__What to work on__
Say how many lines of the listing below contain "skróty", giving the number and nothing else.
○ ○ ○ ○ ○ ○ ○
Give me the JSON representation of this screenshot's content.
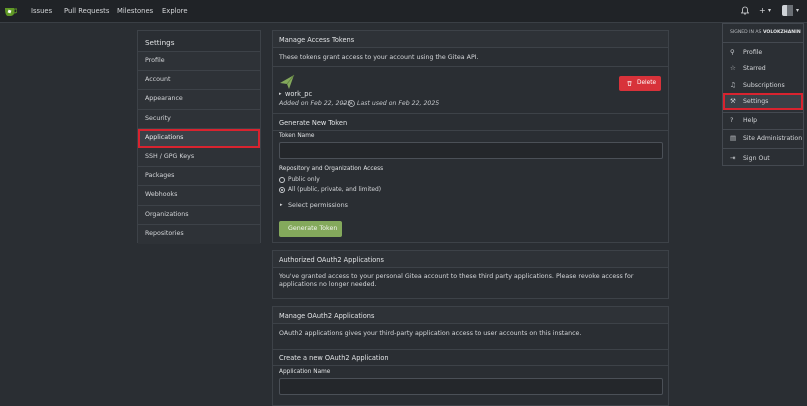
{
  "topbar": {
    "nav": [
      "Issues",
      "Pull Requests",
      "Milestones",
      "Explore"
    ],
    "icons": [
      "bell-icon",
      "plus-icon",
      "chevron-down-icon"
    ]
  },
  "settings_menu": {
    "title": "Settings",
    "items": [
      "Profile",
      "Account",
      "Appearance",
      "Security",
      "Applications",
      "SSH / GPG Keys",
      "Packages",
      "Webhooks",
      "Organizations",
      "Repositories"
    ],
    "active": "Applications"
  },
  "access_tokens": {
    "header": "Manage Access Tokens",
    "description": "These tokens grant access to your account using the Gitea API.",
    "token_name": "work_pc",
    "added": "Added on Feb 22, 2025",
    "separator": "—",
    "last_used": "Last used on Feb 22, 2025",
    "delete_label": "Delete",
    "generate_header": "Generate New Token",
    "token_name_label": "Token Name",
    "token_name_value": "",
    "repo_access_label": "Repository and Organization Access",
    "radio_public": "Public only",
    "radio_all": "All (public, private, and limited)",
    "select_permissions": "Select permissions",
    "generate_button": "Generate Token"
  },
  "authorized_oauth": {
    "header": "Authorized OAuth2 Applications",
    "description": "You've granted access to your personal Gitea account to these third party applications. Please revoke access for applications no longer needed."
  },
  "manage_oauth": {
    "header": "Manage OAuth2 Applications",
    "description": "OAuth2 applications gives your third-party application access to user accounts on this instance.",
    "create_header": "Create a new OAuth2 Application",
    "app_name_label": "Application Name",
    "app_name_value": ""
  },
  "user_dropdown": {
    "signed_in_prefix": "SIGNED IN AS",
    "username": "VOLOKZHANIN",
    "items": [
      "Profile",
      "Starred",
      "Subscriptions",
      "Settings",
      "Help",
      "Site Administration",
      "Sign Out"
    ],
    "active": "Settings"
  },
  "colors": {
    "accent_green": "#84a95c",
    "delete_red": "#d8323a",
    "highlight_red": "#d8232f",
    "logo_green": "#609926"
  }
}
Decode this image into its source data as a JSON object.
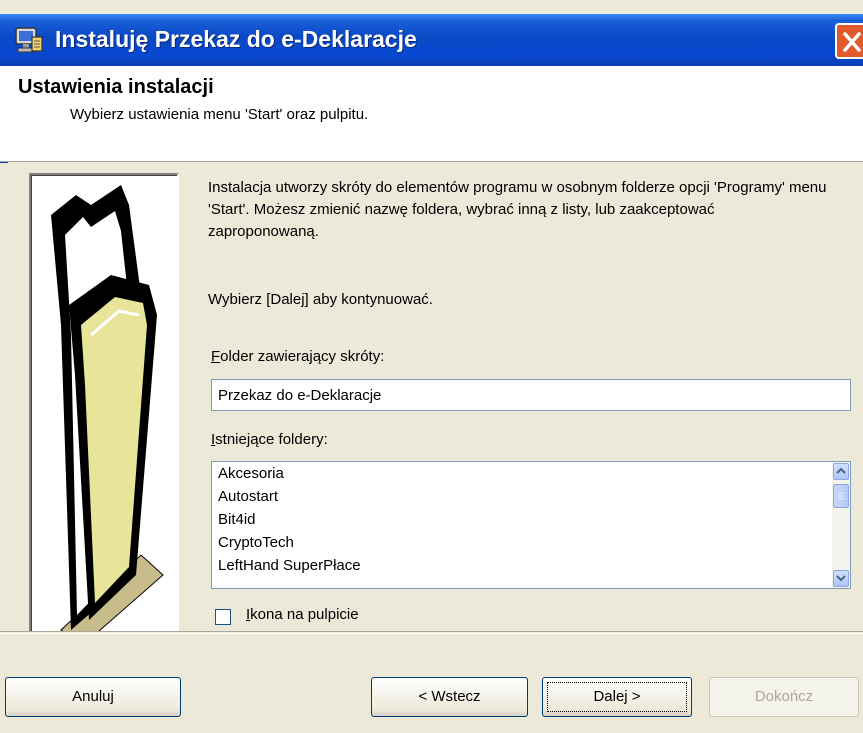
{
  "window": {
    "title": "Instaluję Przekaz do e-Deklaracje",
    "title_icon": "installer-computer-icon",
    "close_icon": "close-icon"
  },
  "header": {
    "title": "Ustawienia instalacji",
    "subtitle": "Wybierz ustawienia menu 'Start' oraz pulpitu."
  },
  "main": {
    "illustration_icon": "folder-illustration",
    "description": "Instalacja utworzy skróty do elementów programu w osobnym folderze opcji 'Programy' menu 'Start'. Możesz zmienić nazwę foldera, wybrać inną z listy, lub zaakceptować zaproponowaną.",
    "continue_text": "Wybierz [Dalej] aby kontynuować.",
    "folder_label_first": "F",
    "folder_label_rest": "older zawierający skróty:",
    "folder_value": "Przekaz do e-Deklaracje",
    "existing_label_first": "I",
    "existing_label_rest": "stniejące foldery:",
    "existing_folders": [
      "Akcesoria",
      "Autostart",
      "Bit4id",
      "CryptoTech",
      "LeftHand SuperPłace"
    ],
    "desktop_checkbox_checked": false,
    "desktop_label_first": "I",
    "desktop_label_rest": "kona na pulpicie"
  },
  "footer": {
    "cancel": "Anuluj",
    "back": "< Wstecz",
    "next_first": "Dalej",
    "next_suffix": " >",
    "finish": "Dokończ"
  },
  "colors": {
    "titlebar": "#0848d0",
    "dialog": "#ece9d8",
    "illustration_folder": "#e8e49a",
    "close_button": "#e25a2c"
  }
}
○ ○ ○ ○ ○ ○ ○
__Completed task__
2